Examine each line of the data. Copy those that contain the string "provided".
:::::
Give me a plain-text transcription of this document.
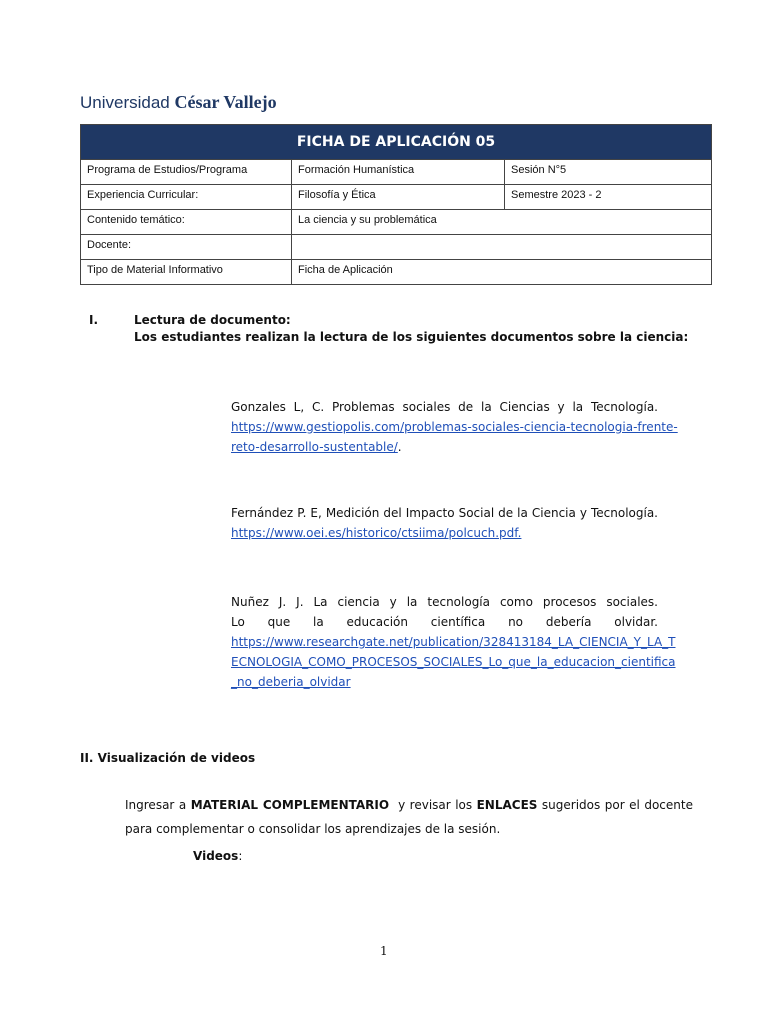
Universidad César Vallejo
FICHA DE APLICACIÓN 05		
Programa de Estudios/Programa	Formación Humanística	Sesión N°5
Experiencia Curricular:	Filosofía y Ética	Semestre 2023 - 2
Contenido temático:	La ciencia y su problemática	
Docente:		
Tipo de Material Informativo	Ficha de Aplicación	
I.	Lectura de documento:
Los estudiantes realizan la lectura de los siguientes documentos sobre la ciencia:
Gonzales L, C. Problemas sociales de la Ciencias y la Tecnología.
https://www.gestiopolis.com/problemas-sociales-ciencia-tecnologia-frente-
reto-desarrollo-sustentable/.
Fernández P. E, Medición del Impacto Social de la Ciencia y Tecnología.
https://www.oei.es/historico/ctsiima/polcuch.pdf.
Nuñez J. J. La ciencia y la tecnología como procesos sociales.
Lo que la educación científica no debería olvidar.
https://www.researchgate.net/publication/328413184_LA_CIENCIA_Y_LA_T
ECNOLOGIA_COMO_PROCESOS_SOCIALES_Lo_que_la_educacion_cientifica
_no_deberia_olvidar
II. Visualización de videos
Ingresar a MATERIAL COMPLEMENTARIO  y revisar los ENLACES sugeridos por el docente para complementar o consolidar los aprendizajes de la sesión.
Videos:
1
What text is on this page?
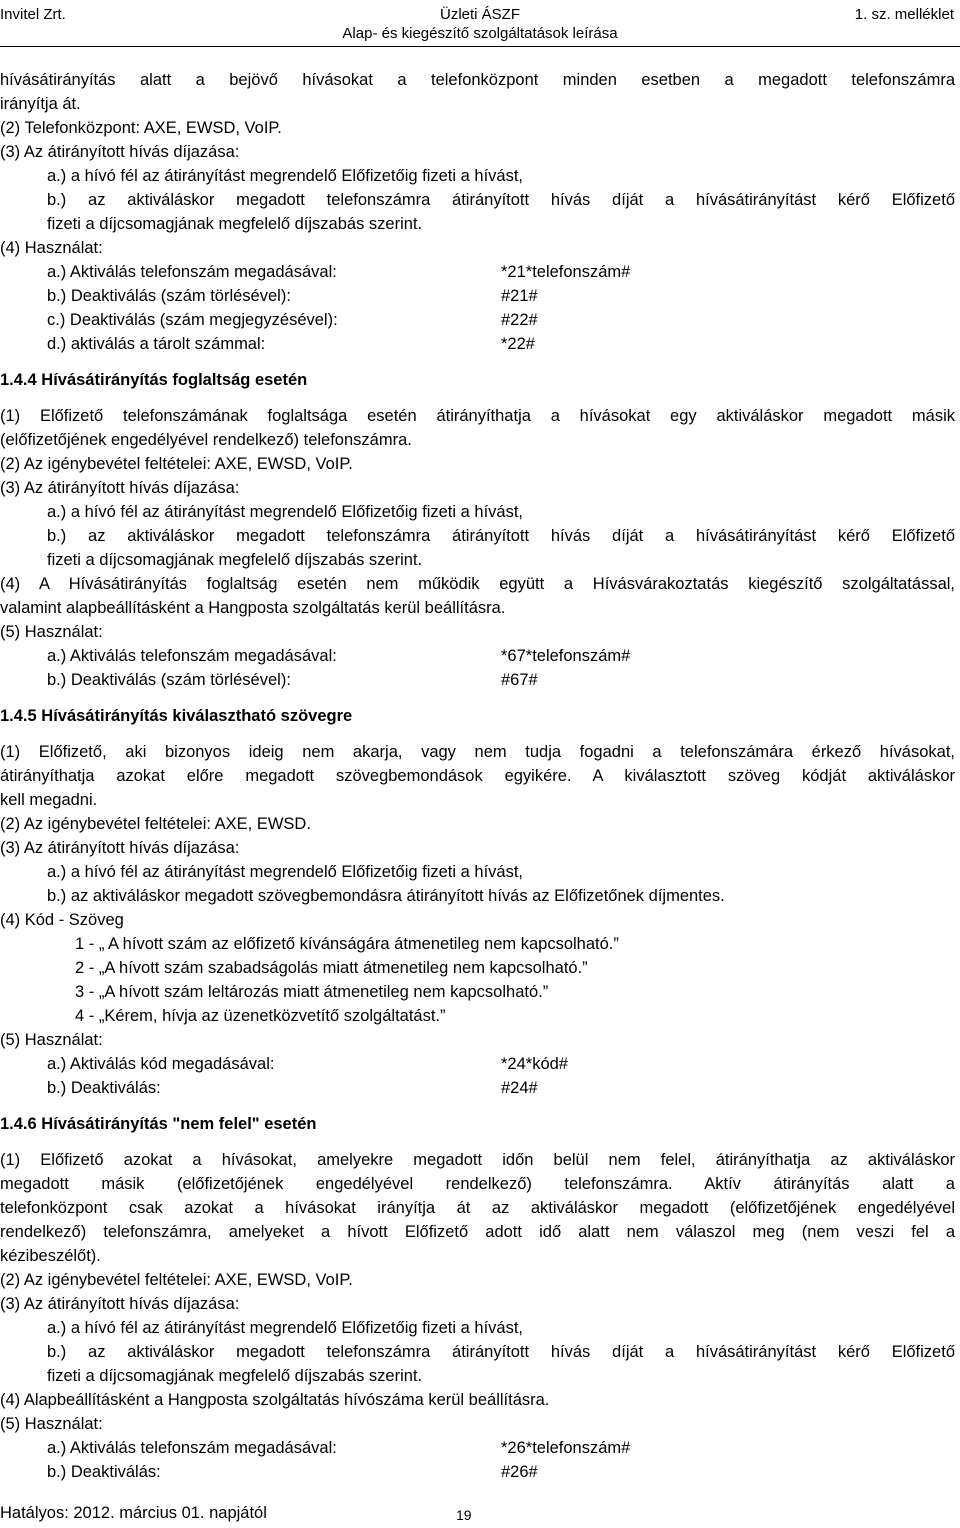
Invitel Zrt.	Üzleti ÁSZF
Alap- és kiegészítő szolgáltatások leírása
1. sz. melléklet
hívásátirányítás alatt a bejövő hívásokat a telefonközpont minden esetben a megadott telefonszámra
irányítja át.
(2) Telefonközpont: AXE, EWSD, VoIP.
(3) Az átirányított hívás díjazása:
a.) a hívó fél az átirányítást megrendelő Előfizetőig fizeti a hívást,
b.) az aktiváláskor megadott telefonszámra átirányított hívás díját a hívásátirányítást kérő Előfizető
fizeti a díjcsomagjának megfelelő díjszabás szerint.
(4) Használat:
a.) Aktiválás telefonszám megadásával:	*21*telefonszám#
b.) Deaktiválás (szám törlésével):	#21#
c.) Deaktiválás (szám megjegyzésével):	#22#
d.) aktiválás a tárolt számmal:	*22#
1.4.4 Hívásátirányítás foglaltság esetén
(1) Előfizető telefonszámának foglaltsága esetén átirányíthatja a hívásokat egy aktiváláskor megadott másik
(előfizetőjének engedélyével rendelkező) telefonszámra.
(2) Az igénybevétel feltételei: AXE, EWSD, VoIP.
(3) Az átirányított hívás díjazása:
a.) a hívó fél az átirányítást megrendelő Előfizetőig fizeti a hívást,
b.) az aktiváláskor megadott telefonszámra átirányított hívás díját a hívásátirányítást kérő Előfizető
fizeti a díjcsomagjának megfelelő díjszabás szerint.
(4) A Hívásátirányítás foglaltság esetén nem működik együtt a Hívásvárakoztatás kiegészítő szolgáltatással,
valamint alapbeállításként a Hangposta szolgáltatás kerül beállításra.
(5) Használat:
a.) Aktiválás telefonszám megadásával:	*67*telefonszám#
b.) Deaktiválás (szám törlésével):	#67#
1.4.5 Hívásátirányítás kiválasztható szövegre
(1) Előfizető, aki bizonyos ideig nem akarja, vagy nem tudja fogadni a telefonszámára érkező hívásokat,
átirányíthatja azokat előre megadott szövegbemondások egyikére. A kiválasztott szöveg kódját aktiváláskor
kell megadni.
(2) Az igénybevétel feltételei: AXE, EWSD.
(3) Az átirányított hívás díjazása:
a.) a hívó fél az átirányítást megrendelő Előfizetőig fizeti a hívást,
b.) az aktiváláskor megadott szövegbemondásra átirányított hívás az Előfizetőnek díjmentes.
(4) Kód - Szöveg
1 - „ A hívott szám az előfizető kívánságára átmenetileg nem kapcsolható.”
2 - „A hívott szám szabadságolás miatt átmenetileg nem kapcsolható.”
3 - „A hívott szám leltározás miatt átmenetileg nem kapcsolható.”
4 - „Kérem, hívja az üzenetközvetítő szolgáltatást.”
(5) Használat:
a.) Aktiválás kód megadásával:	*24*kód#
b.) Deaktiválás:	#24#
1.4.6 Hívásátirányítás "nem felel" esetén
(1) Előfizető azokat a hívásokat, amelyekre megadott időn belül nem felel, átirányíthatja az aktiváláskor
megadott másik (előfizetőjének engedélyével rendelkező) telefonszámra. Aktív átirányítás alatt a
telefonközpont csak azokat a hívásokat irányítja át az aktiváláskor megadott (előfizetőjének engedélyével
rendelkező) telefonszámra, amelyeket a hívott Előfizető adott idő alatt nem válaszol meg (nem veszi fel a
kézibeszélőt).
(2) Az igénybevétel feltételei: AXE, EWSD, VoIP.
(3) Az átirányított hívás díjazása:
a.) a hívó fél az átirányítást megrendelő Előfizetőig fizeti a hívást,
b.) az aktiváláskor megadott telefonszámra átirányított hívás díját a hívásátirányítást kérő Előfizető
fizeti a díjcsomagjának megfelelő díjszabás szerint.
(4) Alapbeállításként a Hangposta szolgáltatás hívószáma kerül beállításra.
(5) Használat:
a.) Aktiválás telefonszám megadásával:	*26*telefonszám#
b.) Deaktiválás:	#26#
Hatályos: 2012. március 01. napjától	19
:::::
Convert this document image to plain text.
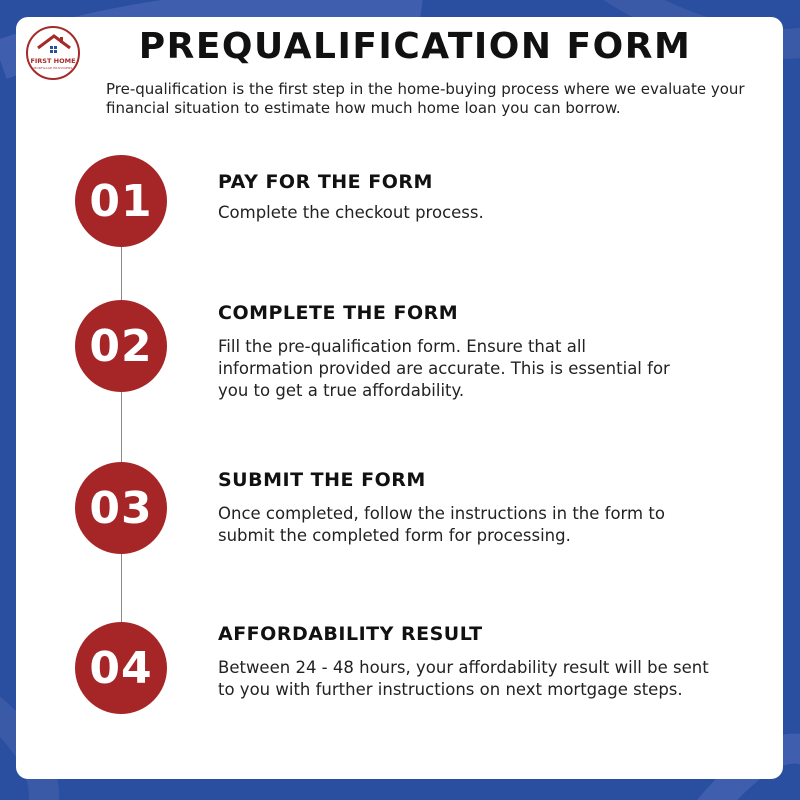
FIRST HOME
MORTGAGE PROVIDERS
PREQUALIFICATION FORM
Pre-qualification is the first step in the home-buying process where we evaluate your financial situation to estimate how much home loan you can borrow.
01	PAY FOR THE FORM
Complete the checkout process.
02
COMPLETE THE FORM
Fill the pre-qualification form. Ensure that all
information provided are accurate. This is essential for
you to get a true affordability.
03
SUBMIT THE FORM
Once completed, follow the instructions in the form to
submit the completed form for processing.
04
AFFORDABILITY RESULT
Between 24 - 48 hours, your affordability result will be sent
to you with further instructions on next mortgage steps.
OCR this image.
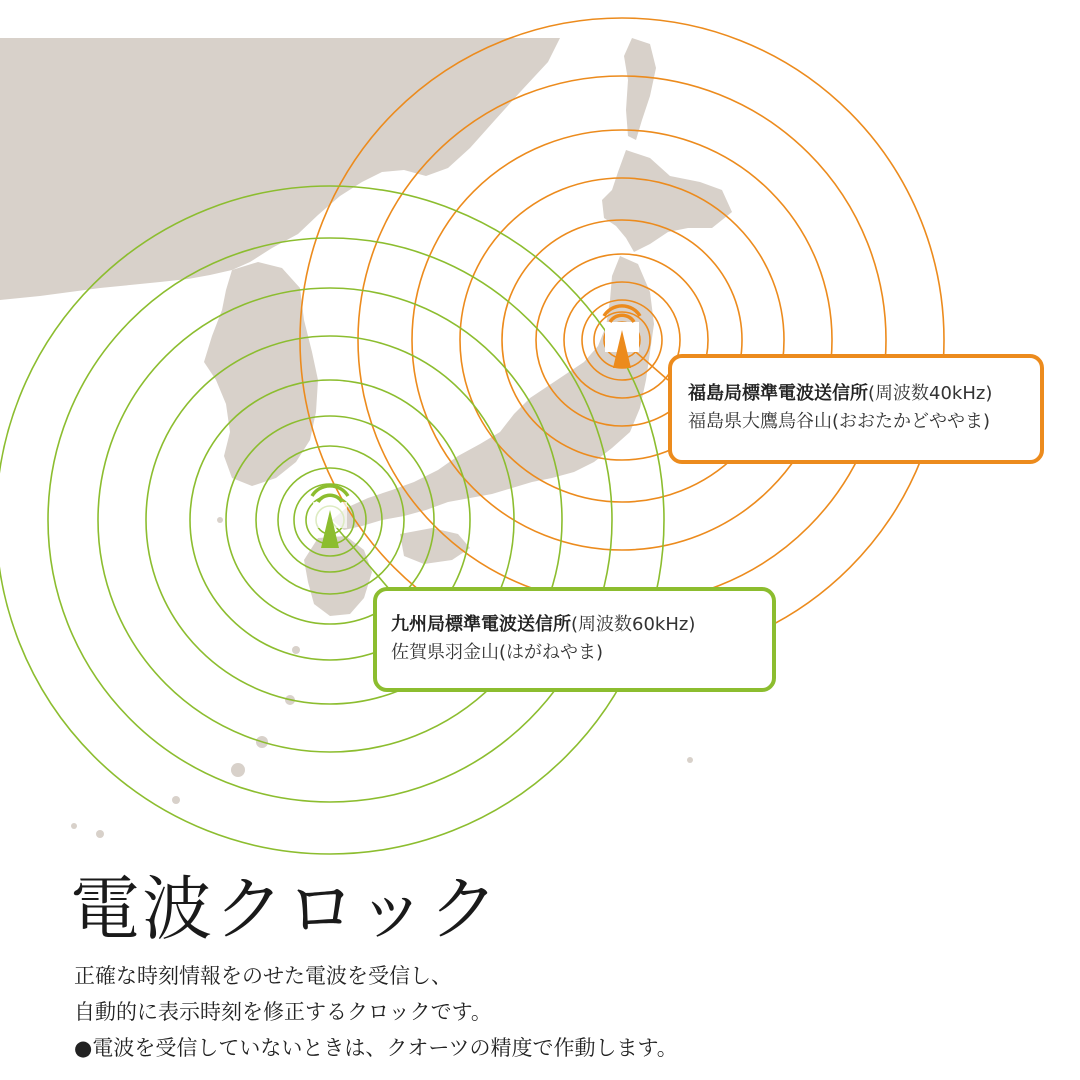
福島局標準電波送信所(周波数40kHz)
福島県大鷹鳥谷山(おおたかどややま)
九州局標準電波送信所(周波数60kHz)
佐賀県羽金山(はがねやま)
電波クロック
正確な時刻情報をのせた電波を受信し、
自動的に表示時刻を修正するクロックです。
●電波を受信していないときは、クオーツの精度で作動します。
:::::
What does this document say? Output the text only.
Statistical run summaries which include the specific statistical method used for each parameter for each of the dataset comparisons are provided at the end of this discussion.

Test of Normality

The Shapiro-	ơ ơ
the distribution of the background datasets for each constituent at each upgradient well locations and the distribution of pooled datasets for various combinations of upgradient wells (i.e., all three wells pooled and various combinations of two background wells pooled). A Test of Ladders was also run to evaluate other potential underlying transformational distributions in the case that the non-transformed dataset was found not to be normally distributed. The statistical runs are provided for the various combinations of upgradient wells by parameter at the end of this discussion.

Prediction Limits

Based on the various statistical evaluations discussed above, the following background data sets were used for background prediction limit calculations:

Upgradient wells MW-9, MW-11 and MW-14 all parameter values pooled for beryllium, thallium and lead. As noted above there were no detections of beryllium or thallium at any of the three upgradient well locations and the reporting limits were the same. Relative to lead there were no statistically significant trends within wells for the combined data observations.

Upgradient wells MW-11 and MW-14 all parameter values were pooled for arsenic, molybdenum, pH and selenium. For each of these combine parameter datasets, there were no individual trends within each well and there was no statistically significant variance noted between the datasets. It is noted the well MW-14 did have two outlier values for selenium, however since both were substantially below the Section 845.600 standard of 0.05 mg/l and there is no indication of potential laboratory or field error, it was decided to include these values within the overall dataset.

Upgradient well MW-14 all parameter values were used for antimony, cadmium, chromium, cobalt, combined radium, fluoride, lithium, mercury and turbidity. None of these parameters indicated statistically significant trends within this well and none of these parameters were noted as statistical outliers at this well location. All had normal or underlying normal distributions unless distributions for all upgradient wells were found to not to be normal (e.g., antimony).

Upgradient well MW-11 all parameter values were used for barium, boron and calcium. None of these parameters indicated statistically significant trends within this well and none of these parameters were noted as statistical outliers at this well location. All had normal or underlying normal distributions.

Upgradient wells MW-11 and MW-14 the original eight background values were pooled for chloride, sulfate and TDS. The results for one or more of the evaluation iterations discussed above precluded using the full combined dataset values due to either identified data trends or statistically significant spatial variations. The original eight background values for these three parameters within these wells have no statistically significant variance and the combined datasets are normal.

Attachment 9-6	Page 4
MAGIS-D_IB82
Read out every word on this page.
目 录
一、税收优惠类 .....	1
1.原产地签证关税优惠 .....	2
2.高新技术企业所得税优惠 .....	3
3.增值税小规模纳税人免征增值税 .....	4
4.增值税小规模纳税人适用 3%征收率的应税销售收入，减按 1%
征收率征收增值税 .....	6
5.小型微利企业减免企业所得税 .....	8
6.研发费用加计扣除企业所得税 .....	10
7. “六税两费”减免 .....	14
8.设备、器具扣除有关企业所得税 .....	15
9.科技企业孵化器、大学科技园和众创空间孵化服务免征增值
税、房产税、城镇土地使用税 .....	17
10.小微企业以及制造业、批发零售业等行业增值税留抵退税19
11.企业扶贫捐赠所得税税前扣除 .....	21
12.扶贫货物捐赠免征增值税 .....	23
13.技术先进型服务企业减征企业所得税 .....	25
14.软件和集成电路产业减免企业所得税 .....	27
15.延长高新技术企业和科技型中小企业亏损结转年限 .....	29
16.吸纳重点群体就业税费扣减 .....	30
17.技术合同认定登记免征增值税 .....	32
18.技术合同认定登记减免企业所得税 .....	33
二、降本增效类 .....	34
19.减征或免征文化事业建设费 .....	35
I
:::::
- [RESPONSE TO THE EXERCISE]:
information provided are accurate. This is essential for
Statistical run summaries which include the specific statistical method used for each parameter for each of the dataset comparisons are provided at the end of this discussion.
the distribution of the background datasets for each constituent at each upgradient well locations and the distribution of pooled datasets for various combinations of upgradient wells (i.e., all three wells pooled and various combinations of two background wells pooled). A Test of Ladders was also run to evaluate other potential underlying transformational distributions in the case that the non-transformed dataset was found not to be normally distributed. The statistical runs are provided for the various combinations of upgradient wells by parameter at the end of this discussion.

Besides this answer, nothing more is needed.